*AUFGABE 1*: Bitte nenne alle Mannschaften, die im Textauszug als Gegner der Austria vorkommen.
*AUFGABE 2*: Ersetze im Abschnitt des Textauszugs von "Sport | Bundesliga" bis "nicht dafür sprechen." das Wort "Leistungssteigerung" durch "Verbesserung" und gib den Abschnitt so wieder.

*TEXTAUSZUG*:
================

Sport | Bundesliga
27.10.2017

Die Austria steckt in der Ergebniskrise

Trainer Thorsten Fink ortet eine Leistungssteigerung - auch wenn die jüngsten Ergebnisse nicht dafür sprechen.

Die Wiener Austria hätte nicht schlechter aus der Länderspielpause auf das Fußballfeld zurückkehren können: Vier Spiele, vier Niederlagen – gegen drei starke Gegner. Desaströs gegen Sturm, schwach gegen Rijeka, ebenbürtig in der Liga gegen Rapid, besser als der Erzrivale im Cup. Stets zog man den Kürzeren. "Von den Ergebnissen her haben wir eine Krise, nicht aber von den Leistungen her", bilanziert Trainer Thorsten Fink vor dem Gastspiel am Samstag beim LASK. "Dort können wir schon die Wende einleiten."

================

*EINTRÄGE*:

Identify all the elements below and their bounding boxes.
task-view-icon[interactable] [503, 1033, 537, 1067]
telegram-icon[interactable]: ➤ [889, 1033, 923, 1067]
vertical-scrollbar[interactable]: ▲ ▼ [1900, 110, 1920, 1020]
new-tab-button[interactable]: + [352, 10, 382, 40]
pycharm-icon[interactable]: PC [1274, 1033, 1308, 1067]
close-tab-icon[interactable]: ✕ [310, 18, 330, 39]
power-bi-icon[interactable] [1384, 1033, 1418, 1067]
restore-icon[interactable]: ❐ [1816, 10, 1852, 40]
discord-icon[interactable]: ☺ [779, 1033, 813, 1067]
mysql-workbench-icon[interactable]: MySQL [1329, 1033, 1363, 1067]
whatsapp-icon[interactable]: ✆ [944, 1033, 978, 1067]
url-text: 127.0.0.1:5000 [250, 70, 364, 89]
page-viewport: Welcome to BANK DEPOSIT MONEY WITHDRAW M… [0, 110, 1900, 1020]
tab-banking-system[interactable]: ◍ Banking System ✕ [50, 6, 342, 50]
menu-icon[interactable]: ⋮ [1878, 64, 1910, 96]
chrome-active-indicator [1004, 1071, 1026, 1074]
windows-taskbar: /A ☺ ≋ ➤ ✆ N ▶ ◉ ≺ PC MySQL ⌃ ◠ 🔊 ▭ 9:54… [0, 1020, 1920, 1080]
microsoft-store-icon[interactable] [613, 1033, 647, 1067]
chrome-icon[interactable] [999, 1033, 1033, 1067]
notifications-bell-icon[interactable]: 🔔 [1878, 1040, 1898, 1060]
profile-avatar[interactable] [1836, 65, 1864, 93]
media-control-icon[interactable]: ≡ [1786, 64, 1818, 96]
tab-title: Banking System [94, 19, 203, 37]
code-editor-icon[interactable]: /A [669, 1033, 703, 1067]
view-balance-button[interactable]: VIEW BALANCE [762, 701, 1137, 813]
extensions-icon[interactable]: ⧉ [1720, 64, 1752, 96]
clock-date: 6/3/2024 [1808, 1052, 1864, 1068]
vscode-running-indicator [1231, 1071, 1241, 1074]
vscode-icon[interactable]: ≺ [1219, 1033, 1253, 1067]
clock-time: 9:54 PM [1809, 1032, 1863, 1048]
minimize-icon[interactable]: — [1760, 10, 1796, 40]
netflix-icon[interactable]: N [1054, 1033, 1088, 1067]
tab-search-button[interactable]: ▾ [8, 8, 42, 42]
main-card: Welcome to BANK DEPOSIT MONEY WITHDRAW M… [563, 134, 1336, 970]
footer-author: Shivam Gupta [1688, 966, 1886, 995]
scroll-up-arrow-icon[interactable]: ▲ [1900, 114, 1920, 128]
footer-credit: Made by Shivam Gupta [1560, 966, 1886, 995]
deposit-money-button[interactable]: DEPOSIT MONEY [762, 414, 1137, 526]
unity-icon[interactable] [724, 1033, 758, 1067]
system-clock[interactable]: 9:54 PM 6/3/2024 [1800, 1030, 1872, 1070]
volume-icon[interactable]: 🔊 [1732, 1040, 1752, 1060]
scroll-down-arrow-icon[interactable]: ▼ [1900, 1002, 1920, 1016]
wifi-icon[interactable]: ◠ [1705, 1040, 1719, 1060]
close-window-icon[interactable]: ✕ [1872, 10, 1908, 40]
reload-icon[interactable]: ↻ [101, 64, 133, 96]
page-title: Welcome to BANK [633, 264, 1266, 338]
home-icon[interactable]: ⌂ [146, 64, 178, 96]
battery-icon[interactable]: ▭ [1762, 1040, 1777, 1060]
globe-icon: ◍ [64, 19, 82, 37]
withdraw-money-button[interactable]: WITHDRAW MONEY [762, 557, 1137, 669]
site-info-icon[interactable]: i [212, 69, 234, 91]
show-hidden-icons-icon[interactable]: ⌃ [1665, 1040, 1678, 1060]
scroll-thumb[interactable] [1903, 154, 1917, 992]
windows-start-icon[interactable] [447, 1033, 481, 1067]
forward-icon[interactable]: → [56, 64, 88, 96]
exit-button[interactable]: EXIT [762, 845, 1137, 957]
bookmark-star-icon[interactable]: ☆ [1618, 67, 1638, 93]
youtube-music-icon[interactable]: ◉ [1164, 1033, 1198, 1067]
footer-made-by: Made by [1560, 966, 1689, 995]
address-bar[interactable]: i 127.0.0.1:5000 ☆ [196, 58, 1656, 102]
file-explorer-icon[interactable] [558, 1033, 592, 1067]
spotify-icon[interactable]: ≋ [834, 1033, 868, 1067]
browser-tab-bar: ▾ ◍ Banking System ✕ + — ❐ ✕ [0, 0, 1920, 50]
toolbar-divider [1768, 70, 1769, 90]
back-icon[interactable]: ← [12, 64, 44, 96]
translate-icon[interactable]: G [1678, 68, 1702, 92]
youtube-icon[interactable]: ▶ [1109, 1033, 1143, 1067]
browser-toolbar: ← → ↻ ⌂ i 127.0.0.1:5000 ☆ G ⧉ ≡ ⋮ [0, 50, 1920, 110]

================

*ANTWORT 1*: Sturm, Rijeka, Rapid, LASK

*ANTWORT 2*:
Sport | Bundesliga
27.10.2017

Die Austria steckt in der Ergebniskrise

Trainer Thorsten Fink ortet eine Verbesserung - auch wenn die jüngsten Ergebnisse nicht dafür sprechen.